WRITTEN INSTRUCTION =>
Every record that follows should be printed verbatim.

Data extracted from a collection =>
◆ ◆ ◆

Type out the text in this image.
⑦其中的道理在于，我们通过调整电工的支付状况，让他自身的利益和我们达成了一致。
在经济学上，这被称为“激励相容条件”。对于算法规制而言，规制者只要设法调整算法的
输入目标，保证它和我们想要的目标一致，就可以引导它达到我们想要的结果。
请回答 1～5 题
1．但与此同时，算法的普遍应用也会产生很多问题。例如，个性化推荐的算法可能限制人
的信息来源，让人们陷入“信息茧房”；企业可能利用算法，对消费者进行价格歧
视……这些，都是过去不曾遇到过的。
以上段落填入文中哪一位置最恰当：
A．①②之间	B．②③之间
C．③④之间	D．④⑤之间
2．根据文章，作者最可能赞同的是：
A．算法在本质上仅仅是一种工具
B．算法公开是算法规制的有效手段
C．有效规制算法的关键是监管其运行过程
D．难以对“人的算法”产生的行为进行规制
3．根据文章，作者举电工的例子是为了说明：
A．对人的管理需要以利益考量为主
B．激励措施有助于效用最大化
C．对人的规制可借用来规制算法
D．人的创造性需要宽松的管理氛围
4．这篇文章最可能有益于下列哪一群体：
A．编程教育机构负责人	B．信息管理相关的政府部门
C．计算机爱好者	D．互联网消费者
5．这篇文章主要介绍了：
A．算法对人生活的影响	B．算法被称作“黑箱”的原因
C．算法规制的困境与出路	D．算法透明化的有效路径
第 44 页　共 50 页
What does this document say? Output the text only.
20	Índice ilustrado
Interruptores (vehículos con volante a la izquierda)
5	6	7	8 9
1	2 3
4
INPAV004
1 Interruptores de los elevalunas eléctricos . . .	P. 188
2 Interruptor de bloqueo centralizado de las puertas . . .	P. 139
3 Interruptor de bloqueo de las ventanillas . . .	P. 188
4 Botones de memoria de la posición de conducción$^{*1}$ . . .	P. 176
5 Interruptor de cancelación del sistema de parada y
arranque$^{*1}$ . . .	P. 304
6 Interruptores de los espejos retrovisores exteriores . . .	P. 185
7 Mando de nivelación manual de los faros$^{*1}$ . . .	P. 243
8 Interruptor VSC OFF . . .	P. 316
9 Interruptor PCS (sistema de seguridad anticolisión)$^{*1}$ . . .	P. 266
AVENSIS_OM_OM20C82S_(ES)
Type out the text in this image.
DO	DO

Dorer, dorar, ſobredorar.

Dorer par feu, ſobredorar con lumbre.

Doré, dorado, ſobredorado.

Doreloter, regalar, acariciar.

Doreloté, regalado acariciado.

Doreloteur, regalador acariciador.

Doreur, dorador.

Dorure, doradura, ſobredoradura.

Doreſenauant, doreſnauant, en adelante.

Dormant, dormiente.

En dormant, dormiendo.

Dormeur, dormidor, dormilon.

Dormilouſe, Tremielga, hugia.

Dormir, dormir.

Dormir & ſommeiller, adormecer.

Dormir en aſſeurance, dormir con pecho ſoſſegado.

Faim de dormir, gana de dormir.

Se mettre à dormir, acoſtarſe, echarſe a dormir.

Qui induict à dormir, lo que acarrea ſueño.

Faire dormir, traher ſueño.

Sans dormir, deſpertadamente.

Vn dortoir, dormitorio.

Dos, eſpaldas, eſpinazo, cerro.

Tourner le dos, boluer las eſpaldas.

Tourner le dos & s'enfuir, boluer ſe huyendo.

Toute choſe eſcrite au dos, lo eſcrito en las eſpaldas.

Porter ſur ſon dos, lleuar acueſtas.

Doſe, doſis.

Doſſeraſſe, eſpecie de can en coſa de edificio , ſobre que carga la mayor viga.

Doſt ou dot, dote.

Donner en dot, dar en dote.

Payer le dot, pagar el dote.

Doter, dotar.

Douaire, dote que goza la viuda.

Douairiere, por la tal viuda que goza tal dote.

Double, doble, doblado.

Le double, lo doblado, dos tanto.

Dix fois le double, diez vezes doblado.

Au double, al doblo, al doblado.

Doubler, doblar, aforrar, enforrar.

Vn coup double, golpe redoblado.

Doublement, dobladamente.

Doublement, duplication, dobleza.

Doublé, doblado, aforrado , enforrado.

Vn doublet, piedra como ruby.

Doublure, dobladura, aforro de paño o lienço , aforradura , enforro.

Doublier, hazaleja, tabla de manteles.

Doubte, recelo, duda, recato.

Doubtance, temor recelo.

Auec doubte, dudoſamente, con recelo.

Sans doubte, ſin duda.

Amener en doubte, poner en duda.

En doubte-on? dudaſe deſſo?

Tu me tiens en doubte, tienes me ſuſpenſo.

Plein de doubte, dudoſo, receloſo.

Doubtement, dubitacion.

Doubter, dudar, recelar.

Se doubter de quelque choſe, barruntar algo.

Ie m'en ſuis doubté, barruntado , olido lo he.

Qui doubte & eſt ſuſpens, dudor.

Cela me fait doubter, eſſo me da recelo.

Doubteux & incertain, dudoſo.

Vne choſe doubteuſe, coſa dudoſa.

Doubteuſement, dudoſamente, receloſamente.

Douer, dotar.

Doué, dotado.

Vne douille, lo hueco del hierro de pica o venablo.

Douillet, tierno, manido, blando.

◆ ◆ ◆

WRITTEN ANSWER =>
Type out the text in this image.
⑦其中的道理在于，我们通过调整电工的支付状况，让他自身的利益和我们达成了一致。
在经济学上，这被称为“激励相容条件”。对于算法规制而言，规制者只要设法调整算法的
输入目标，保证它和我们想要的目标一致，就可以引导它达到我们想要的结果。
请回答 1～5 题
1．但与此同时，算法的普遍应用也会产生很多问题。例如，个性化推荐的算法可能限制人
的信息来源，让人们陷入“信息茧房”；企业可能利用算法，对消费者进行价格歧
视……这些，都是过去不曾遇到过的。
以上段落填入文中哪一位置最恰当：
A．①②之间	B．②③之间
C．③④之间	D．④⑤之间
2．根据文章，作者最可能赞同的是：
A．算法在本质上仅仅是一种工具
B．算法公开是算法规制的有效手段
C．有效规制算法的关键是监管其运行过程
D．难以对“人的算法”产生的行为进行规制
3．根据文章，作者举电工的例子是为了说明：
A．对人的管理需要以利益考量为主
B．激励措施有助于效用最大化
C．对人的规制可借用来规制算法
D．人的创造性需要宽松的管理氛围
4．这篇文章最可能有益于下列哪一群体：
A．编程教育机构负责人	B．信息管理相关的政府部门
C．计算机爱好者	D．互联网消费者
5．这篇文章主要介绍了：
A．算法对人生活的影响	B．算法被称作“黑箱”的原因
C．算法规制的困境与出路	D．算法透明化的有效路径
第 44 页　共 50 页
What does this document say? Output the text only.
20	Índice ilustrado
Interruptores (vehículos con volante a la izquierda)
5	6	7	8 9
1	2 3
4
INPAV004
1 Interruptores de los elevalunas eléctricos . . .	P. 188
2 Interruptor de bloqueo centralizado de las puertas . . .	P. 139
3 Interruptor de bloqueo de las ventanillas . . .	P. 188
4 Botones de memoria de la posición de conducción$^{*1}$ . . .	P. 176
5 Interruptor de cancelación del sistema de parada y
arranque$^{*1}$ . . .	P. 304
6 Interruptores de los espejos retrovisores exteriores . . .	P. 185
7 Mando de nivelación manual de los faros$^{*1}$ . . .	P. 243
8 Interruptor VSC OFF . . .	P. 316
9 Interruptor PCS (sistema de seguridad anticolisión)$^{*1}$ . . .	P. 266
AVENSIS_OM_OM20C82S_(ES)
Type out the text in this image.
DO	DO

Dorer, dorar, ſobredorar.

Dorer par feu, ſobredorar con lumbre.

Doré, dorado, ſobredorado.

Doreloter, regalar, acariciar.

Doreloté, regalado acariciado.

Doreloteur, regalador acariciador.

Doreur, dorador.

Dorure, doradura, ſobredoradura.

Doreſenauant, doreſnauant, en adelante.

Dormant, dormiente.

En dormant, dormiendo.

Dormeur, dormidor, dormilon.

Dormilouſe, Tremielga, hugia.

Dormir, dormir.

Dormir & ſommeiller, adormecer.

Dormir en aſſeurance, dormir con pecho ſoſſegado.

Faim de dormir, gana de dormir.

Se mettre à dormir, acoſtarſe, echarſe a dormir.

Qui induict à dormir, lo que acarrea ſueño.

Faire dormir, traher ſueño.

Sans dormir, deſpertadamente.

Vn dortoir, dormitorio.

Dos, eſpaldas, eſpinazo, cerro.

Tourner le dos, boluer las eſpaldas.

Tourner le dos & s'enfuir, boluer ſe huyendo.

Toute choſe eſcrite au dos, lo eſcrito en las eſpaldas.

Porter ſur ſon dos, lleuar acueſtas.

Doſe, doſis.

Doſſeraſſe, eſpecie de can en coſa de edificio , ſobre que carga la mayor viga.

Doſt ou dot, dote.

Donner en dot, dar en dote.

Payer le dot, pagar el dote.

Doter, dotar.

Douaire, dote que goza la viuda.

Douairiere, por la tal viuda que goza tal dote.

Double, doble, doblado.

Le double, lo doblado, dos tanto.

Dix fois le double, diez vezes doblado.

Au double, al doblo, al doblado.

Doubler, doblar, aforrar, enforrar.

Vn coup double, golpe redoblado.

Doublement, dobladamente.

Doublement, duplication, dobleza.

Doublé, doblado, aforrado , enforrado.

Vn doublet, piedra como ruby.

Doublure, dobladura, aforro de paño o lienço , aforradura , enforro.

Doublier, hazaleja, tabla de manteles.

Doubte, recelo, duda, recato.

Doubtance, temor recelo.

Auec doubte, dudoſamente, con recelo.

Sans doubte, ſin duda.

Amener en doubte, poner en duda.

En doubte-on? dudaſe deſſo?

Tu me tiens en doubte, tienes me ſuſpenſo.

Plein de doubte, dudoſo, receloſo.

Doubtement, dubitacion.

Doubter, dudar, recelar.

Se doubter de quelque choſe, barruntar algo.

Ie m'en ſuis doubté, barruntado , olido lo he.

Qui doubte & eſt ſuſpens, dudor.

Cela me fait doubter, eſſo me da recelo.

Doubteux & incertain, dudoſo.

Vne choſe doubteuſe, coſa dudoſa.

Doubteuſement, dudoſamente, receloſamente.

Douer, dotar.

Doué, dotado.

Vne douille, lo hueco del hierro de pica o venablo.

Douillet, tierno, manido, blando.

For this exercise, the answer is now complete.